The lines to extract begin at the one containing "Convert this screenshot" and run to the end of the listing; set them down exactly and alone.

— START Information provided —

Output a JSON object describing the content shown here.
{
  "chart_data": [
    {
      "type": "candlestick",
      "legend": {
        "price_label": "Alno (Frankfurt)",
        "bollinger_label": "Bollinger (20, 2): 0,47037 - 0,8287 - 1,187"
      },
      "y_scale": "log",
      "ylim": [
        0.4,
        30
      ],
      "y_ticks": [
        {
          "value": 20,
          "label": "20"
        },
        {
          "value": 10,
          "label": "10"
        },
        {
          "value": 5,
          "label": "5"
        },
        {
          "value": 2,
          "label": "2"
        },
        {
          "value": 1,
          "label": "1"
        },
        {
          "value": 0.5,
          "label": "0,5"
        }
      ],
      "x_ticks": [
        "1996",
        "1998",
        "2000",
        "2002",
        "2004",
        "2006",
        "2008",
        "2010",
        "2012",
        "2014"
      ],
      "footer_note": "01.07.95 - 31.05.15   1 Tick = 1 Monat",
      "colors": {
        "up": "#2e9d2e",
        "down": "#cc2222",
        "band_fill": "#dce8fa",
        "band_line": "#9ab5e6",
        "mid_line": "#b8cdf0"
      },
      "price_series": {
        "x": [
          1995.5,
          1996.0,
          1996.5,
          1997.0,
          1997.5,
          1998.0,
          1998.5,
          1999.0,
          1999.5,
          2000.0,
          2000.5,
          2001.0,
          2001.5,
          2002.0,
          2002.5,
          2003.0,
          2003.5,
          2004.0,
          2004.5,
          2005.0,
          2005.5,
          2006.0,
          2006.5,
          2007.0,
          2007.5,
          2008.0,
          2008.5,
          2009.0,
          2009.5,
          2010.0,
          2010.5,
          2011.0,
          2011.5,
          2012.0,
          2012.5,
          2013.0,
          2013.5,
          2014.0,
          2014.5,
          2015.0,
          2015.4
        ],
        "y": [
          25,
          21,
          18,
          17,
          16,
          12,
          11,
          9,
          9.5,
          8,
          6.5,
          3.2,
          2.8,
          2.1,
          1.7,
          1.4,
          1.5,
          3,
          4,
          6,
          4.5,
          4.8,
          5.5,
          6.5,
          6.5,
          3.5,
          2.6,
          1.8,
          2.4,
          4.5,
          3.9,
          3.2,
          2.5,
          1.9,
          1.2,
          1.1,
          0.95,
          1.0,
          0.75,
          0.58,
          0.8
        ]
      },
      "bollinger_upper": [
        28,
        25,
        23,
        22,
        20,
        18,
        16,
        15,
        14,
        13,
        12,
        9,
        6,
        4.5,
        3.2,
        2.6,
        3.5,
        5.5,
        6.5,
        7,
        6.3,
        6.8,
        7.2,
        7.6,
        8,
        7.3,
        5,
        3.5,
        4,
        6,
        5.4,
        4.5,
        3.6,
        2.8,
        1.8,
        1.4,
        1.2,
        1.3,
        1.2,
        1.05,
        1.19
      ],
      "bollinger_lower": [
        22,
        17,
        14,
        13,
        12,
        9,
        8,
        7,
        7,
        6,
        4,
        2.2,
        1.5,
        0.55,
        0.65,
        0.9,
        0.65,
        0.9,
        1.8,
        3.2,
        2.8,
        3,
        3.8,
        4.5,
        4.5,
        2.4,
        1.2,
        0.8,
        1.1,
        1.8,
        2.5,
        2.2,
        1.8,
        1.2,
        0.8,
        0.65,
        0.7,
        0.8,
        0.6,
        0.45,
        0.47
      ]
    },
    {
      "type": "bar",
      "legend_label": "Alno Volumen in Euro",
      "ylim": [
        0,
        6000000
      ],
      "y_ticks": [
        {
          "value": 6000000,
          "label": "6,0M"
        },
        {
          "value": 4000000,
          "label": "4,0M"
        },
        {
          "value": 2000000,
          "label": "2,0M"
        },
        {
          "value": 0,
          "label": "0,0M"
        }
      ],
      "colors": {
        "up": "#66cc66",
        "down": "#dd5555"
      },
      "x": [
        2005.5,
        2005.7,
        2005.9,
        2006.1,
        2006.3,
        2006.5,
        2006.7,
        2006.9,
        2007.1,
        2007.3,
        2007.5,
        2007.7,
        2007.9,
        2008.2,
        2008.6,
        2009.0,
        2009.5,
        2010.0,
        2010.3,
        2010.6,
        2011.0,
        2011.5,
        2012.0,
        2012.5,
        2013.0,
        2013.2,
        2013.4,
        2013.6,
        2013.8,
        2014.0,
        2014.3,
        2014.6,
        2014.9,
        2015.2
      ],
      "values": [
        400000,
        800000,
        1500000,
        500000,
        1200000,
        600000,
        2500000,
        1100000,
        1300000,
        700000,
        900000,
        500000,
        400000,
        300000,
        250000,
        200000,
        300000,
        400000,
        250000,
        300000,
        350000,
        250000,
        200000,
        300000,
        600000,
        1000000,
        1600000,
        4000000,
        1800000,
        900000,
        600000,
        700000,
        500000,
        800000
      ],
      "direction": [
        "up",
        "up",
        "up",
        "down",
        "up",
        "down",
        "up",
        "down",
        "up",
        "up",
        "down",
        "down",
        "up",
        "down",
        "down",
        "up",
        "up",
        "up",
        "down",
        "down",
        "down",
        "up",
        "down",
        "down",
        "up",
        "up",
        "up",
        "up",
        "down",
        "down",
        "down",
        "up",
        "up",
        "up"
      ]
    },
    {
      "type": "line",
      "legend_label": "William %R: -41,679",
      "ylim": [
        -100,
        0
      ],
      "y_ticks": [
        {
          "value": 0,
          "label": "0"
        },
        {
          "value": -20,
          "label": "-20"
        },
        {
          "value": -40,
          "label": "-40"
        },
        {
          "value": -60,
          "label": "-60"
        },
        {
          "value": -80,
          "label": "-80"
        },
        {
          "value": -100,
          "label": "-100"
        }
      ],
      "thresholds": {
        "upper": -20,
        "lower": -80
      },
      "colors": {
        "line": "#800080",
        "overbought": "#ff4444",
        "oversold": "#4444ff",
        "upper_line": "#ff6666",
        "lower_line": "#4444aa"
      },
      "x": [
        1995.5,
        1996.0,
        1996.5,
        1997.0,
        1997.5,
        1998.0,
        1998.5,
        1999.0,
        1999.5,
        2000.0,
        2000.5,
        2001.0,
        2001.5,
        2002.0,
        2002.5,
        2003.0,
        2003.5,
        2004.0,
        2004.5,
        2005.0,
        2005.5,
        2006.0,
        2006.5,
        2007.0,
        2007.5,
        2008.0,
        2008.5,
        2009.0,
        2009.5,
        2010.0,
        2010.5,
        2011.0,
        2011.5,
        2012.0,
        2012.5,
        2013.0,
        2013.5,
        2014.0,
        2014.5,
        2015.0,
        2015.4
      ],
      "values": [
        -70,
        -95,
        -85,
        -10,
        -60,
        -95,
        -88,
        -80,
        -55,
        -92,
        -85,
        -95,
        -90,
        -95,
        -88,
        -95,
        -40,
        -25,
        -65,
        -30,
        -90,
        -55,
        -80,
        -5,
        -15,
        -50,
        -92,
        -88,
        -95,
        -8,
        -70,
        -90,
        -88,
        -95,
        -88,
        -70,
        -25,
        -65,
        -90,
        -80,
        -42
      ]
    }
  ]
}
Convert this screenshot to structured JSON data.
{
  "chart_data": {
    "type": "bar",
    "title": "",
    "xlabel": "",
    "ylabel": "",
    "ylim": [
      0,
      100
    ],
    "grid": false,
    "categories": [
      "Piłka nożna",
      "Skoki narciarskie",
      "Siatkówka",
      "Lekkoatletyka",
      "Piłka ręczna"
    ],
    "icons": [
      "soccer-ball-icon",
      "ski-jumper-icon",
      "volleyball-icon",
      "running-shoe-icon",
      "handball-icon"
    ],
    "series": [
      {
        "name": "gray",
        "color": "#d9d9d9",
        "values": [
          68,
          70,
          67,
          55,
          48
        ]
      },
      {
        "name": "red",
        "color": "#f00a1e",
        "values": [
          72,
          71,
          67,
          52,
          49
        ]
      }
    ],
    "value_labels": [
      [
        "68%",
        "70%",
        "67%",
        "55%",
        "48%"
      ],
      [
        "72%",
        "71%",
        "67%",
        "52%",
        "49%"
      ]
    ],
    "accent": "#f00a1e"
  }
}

— END Information provided —

→ Output below
Convert this screenshot to structured JSON data.
{
  "chart_data": {
    "type": "bar",
    "title": "",
    "xlabel": "",
    "ylabel": "",
    "ylim": [
      0,
      100
    ],
    "grid": false,
    "categories": [
      "Piłka nożna",
      "Skoki narciarskie",
      "Siatkówka",
      "Lekkoatletyka",
      "Piłka ręczna"
    ],
    "icons": [
      "soccer-ball-icon",
      "ski-jumper-icon",
      "volleyball-icon",
      "running-shoe-icon",
      "handball-icon"
    ],
    "series": [
      {
        "name": "gray",
        "color": "#d9d9d9",
        "values": [
          68,
          70,
          67,
          55,
          48
        ]
      },
      {
        "name": "red",
        "color": "#f00a1e",
        "values": [
          72,
          71,
          67,
          52,
          49
        ]
      }
    ],
    "value_labels": [
      [
        "68%",
        "70%",
        "67%",
        "55%",
        "48%"
      ],
      [
        "72%",
        "71%",
        "67%",
        "52%",
        "49%"
      ]
    ],
    "accent": "#f00a1e"
  }
}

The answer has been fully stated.